Every entry must be given again exactly.
━━ TASK INPUT ━━
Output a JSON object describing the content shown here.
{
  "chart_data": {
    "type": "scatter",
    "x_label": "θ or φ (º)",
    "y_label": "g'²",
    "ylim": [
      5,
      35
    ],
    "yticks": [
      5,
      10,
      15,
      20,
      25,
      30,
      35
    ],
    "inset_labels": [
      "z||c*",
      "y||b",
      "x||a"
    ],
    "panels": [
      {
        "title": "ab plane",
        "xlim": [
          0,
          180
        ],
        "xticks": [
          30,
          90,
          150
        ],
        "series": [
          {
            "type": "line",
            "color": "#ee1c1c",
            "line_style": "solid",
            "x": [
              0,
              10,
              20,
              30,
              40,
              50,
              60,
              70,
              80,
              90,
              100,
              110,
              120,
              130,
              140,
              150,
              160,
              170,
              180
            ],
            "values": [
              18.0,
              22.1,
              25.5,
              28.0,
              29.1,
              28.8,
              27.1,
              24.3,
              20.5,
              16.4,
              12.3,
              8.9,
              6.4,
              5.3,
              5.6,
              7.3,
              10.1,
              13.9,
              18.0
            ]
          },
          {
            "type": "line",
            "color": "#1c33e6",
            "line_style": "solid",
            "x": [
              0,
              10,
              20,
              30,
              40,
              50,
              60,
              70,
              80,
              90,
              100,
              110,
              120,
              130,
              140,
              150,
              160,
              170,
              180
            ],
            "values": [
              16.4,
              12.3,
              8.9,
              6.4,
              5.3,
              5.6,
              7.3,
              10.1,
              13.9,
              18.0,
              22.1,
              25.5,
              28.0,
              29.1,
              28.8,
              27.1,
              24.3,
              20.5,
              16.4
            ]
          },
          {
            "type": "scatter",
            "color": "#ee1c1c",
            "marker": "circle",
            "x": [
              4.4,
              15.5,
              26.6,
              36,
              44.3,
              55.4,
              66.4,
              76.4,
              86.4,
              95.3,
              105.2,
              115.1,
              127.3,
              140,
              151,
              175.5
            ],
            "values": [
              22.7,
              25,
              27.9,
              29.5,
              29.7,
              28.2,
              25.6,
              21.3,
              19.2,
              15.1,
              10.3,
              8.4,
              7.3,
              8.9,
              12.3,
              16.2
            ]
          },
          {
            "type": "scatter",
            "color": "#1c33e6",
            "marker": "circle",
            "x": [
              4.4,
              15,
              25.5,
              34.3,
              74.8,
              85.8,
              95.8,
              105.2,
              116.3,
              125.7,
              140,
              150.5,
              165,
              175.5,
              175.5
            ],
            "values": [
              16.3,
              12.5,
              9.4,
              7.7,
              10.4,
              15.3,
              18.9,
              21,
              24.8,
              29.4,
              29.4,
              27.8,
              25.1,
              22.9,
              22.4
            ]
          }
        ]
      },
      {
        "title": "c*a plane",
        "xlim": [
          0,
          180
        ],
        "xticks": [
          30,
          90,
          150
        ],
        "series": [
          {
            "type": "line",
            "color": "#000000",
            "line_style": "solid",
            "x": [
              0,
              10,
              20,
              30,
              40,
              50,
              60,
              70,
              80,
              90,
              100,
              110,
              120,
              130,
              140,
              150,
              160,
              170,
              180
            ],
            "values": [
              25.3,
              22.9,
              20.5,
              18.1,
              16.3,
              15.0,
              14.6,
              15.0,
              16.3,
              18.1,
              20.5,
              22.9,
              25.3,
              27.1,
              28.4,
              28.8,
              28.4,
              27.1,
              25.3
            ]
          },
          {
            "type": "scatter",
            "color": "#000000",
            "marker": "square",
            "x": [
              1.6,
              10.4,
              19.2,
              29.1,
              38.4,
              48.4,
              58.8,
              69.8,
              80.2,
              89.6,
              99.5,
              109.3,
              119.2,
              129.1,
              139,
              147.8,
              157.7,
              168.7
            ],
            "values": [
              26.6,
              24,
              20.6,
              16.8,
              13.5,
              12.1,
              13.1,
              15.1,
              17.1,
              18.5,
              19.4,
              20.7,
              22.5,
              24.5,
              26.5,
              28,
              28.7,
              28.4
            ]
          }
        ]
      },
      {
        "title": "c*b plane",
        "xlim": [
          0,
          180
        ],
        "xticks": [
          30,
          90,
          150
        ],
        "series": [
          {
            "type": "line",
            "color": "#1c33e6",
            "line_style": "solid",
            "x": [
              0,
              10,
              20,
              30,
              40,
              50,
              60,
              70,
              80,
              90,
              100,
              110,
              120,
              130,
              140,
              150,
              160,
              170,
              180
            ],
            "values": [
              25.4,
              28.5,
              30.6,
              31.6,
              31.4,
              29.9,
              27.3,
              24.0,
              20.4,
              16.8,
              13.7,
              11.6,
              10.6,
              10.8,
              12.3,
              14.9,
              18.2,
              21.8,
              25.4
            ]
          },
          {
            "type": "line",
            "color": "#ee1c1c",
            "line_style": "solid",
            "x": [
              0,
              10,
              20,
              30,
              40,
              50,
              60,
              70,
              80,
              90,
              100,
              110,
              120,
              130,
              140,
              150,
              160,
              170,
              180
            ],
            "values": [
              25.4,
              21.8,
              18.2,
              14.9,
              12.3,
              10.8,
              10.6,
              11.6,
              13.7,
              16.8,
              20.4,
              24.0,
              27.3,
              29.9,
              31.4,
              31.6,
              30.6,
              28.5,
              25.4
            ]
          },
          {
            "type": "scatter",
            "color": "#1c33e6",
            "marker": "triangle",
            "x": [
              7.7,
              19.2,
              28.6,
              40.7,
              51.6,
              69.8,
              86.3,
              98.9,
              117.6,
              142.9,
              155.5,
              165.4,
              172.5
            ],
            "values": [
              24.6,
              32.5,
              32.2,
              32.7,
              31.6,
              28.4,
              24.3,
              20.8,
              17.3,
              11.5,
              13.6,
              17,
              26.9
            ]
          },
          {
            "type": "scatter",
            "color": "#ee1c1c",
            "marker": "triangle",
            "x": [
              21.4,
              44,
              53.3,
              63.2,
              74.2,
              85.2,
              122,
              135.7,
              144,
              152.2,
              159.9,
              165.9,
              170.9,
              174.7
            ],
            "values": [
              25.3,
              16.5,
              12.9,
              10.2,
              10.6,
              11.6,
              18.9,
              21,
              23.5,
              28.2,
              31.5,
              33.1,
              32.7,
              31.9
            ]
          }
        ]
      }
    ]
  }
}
━━━
(TASK RESPONSE)
Output a JSON object describing the content shown here.
{
  "chart_data": {
    "type": "scatter",
    "x_label": "θ or φ (º)",
    "y_label": "g'²",
    "ylim": [
      5,
      35
    ],
    "yticks": [
      5,
      10,
      15,
      20,
      25,
      30,
      35
    ],
    "inset_labels": [
      "z||c*",
      "y||b",
      "x||a"
    ],
    "panels": [
      {
        "title": "ab plane",
        "xlim": [
          0,
          180
        ],
        "xticks": [
          30,
          90,
          150
        ],
        "series": [
          {
            "type": "line",
            "color": "#ee1c1c",
            "line_style": "solid",
            "x": [
              0,
              10,
              20,
              30,
              40,
              50,
              60,
              70,
              80,
              90,
              100,
              110,
              120,
              130,
              140,
              150,
              160,
              170,
              180
            ],
            "values": [
              18.0,
              22.1,
              25.5,
              28.0,
              29.1,
              28.8,
              27.1,
              24.3,
              20.5,
              16.4,
              12.3,
              8.9,
              6.4,
              5.3,
              5.6,
              7.3,
              10.1,
              13.9,
              18.0
            ]
          },
          {
            "type": "line",
            "color": "#1c33e6",
            "line_style": "solid",
            "x": [
              0,
              10,
              20,
              30,
              40,
              50,
              60,
              70,
              80,
              90,
              100,
              110,
              120,
              130,
              140,
              150,
              160,
              170,
              180
            ],
            "values": [
              16.4,
              12.3,
              8.9,
              6.4,
              5.3,
              5.6,
              7.3,
              10.1,
              13.9,
              18.0,
              22.1,
              25.5,
              28.0,
              29.1,
              28.8,
              27.1,
              24.3,
              20.5,
              16.4
            ]
          },
          {
            "type": "scatter",
            "color": "#ee1c1c",
            "marker": "circle",
            "x": [
              4.4,
              15.5,
              26.6,
              36,
              44.3,
              55.4,
              66.4,
              76.4,
              86.4,
              95.3,
              105.2,
              115.1,
              127.3,
              140,
              151,
              175.5
            ],
            "values": [
              22.7,
              25,
              27.9,
              29.5,
              29.7,
              28.2,
              25.6,
              21.3,
              19.2,
              15.1,
              10.3,
              8.4,
              7.3,
              8.9,
              12.3,
              16.2
            ]
          },
          {
            "type": "scatter",
            "color": "#1c33e6",
            "marker": "circle",
            "x": [
              4.4,
              15,
              25.5,
              34.3,
              74.8,
              85.8,
              95.8,
              105.2,
              116.3,
              125.7,
              140,
              150.5,
              165,
              175.5,
              175.5
            ],
            "values": [
              16.3,
              12.5,
              9.4,
              7.7,
              10.4,
              15.3,
              18.9,
              21,
              24.8,
              29.4,
              29.4,
              27.8,
              25.1,
              22.9,
              22.4
            ]
          }
        ]
      },
      {
        "title": "c*a plane",
        "xlim": [
          0,
          180
        ],
        "xticks": [
          30,
          90,
          150
        ],
        "series": [
          {
            "type": "line",
            "color": "#000000",
            "line_style": "solid",
            "x": [
              0,
              10,
              20,
              30,
              40,
              50,
              60,
              70,
              80,
              90,
              100,
              110,
              120,
              130,
              140,
              150,
              160,
              170,
              180
            ],
            "values": [
              25.3,
              22.9,
              20.5,
              18.1,
              16.3,
              15.0,
              14.6,
              15.0,
              16.3,
              18.1,
              20.5,
              22.9,
              25.3,
              27.1,
              28.4,
              28.8,
              28.4,
              27.1,
              25.3
            ]
          },
          {
            "type": "scatter",
            "color": "#000000",
            "marker": "square",
            "x": [
              1.6,
              10.4,
              19.2,
              29.1,
              38.4,
              48.4,
              58.8,
              69.8,
              80.2,
              89.6,
              99.5,
              109.3,
              119.2,
              129.1,
              139,
              147.8,
              157.7,
              168.7
            ],
            "values": [
              26.6,
              24,
              20.6,
              16.8,
              13.5,
              12.1,
              13.1,
              15.1,
              17.1,
              18.5,
              19.4,
              20.7,
              22.5,
              24.5,
              26.5,
              28,
              28.7,
              28.4
            ]
          }
        ]
      },
      {
        "title": "c*b plane",
        "xlim": [
          0,
          180
        ],
        "xticks": [
          30,
          90,
          150
        ],
        "series": [
          {
            "type": "line",
            "color": "#1c33e6",
            "line_style": "solid",
            "x": [
              0,
              10,
              20,
              30,
              40,
              50,
              60,
              70,
              80,
              90,
              100,
              110,
              120,
              130,
              140,
              150,
              160,
              170,
              180
            ],
            "values": [
              25.4,
              28.5,
              30.6,
              31.6,
              31.4,
              29.9,
              27.3,
              24.0,
              20.4,
              16.8,
              13.7,
              11.6,
              10.6,
              10.8,
              12.3,
              14.9,
              18.2,
              21.8,
              25.4
            ]
          },
          {
            "type": "line",
            "color": "#ee1c1c",
            "line_style": "solid",
            "x": [
              0,
              10,
              20,
              30,
              40,
              50,
              60,
              70,
              80,
              90,
              100,
              110,
              120,
              130,
              140,
              150,
              160,
              170,
              180
            ],
            "values": [
              25.4,
              21.8,
              18.2,
              14.9,
              12.3,
              10.8,
              10.6,
              11.6,
              13.7,
              16.8,
              20.4,
              24.0,
              27.3,
              29.9,
              31.4,
              31.6,
              30.6,
              28.5,
              25.4
            ]
          },
          {
            "type": "scatter",
            "color": "#1c33e6",
            "marker": "triangle",
            "x": [
              7.7,
              19.2,
              28.6,
              40.7,
              51.6,
              69.8,
              86.3,
              98.9,
              117.6,
              142.9,
              155.5,
              165.4,
              172.5
            ],
            "values": [
              24.6,
              32.5,
              32.2,
              32.7,
              31.6,
              28.4,
              24.3,
              20.8,
              17.3,
              11.5,
              13.6,
              17,
              26.9
            ]
          },
          {
            "type": "scatter",
            "color": "#ee1c1c",
            "marker": "triangle",
            "x": [
              21.4,
              44,
              53.3,
              63.2,
              74.2,
              85.2,
              122,
              135.7,
              144,
              152.2,
              159.9,
              165.9,
              170.9,
              174.7
            ],
            "values": [
              25.3,
              16.5,
              12.9,
              10.2,
              10.6,
              11.6,
              18.9,
              21,
              23.5,
              28.2,
              31.5,
              33.1,
              32.7,
              31.9
            ]
          }
        ]
      }
    ]
  }
}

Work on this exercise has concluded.